Your goal: Your task is to count the lines of the entries below that include the word "Title" and to give only the resulting number.

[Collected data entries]

******************************

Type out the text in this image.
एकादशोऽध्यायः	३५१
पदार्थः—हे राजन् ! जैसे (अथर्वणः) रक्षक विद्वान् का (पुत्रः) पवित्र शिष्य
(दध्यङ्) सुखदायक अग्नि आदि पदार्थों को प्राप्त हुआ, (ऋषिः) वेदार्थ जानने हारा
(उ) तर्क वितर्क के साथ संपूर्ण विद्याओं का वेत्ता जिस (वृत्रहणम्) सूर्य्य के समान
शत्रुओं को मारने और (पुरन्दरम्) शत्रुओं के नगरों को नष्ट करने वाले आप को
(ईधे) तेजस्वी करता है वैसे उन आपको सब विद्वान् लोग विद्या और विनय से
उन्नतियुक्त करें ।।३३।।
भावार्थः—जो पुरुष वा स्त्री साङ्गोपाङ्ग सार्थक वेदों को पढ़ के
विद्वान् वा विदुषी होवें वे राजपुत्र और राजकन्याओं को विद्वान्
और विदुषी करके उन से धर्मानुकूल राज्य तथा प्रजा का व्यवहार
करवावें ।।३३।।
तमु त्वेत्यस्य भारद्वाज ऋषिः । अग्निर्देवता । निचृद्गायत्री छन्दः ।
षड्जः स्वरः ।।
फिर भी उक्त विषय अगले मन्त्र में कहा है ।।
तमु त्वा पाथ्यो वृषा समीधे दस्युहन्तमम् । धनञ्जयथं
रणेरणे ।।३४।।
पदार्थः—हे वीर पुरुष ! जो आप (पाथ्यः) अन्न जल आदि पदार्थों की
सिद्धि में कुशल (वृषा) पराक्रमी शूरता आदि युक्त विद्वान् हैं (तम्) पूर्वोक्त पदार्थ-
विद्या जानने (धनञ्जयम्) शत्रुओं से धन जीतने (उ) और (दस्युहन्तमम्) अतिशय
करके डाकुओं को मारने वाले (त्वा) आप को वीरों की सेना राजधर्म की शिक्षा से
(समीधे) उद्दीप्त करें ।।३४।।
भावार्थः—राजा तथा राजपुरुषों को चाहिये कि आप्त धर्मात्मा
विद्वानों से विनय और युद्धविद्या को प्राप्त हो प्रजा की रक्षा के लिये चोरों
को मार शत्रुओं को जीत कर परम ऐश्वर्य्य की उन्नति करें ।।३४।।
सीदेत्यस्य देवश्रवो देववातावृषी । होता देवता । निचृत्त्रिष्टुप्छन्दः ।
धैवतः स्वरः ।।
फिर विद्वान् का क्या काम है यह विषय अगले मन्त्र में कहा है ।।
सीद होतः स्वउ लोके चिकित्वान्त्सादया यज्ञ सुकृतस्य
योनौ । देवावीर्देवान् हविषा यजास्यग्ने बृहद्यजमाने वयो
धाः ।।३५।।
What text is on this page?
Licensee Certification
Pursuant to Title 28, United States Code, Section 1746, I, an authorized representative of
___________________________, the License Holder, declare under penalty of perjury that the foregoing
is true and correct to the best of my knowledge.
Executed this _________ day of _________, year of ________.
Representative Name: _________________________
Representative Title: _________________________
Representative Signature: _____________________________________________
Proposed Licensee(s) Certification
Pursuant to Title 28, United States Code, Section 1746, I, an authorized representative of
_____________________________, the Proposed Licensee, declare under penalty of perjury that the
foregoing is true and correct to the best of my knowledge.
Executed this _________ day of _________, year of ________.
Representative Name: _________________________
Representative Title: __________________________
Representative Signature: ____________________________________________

******************************

Answer to this exercise: 4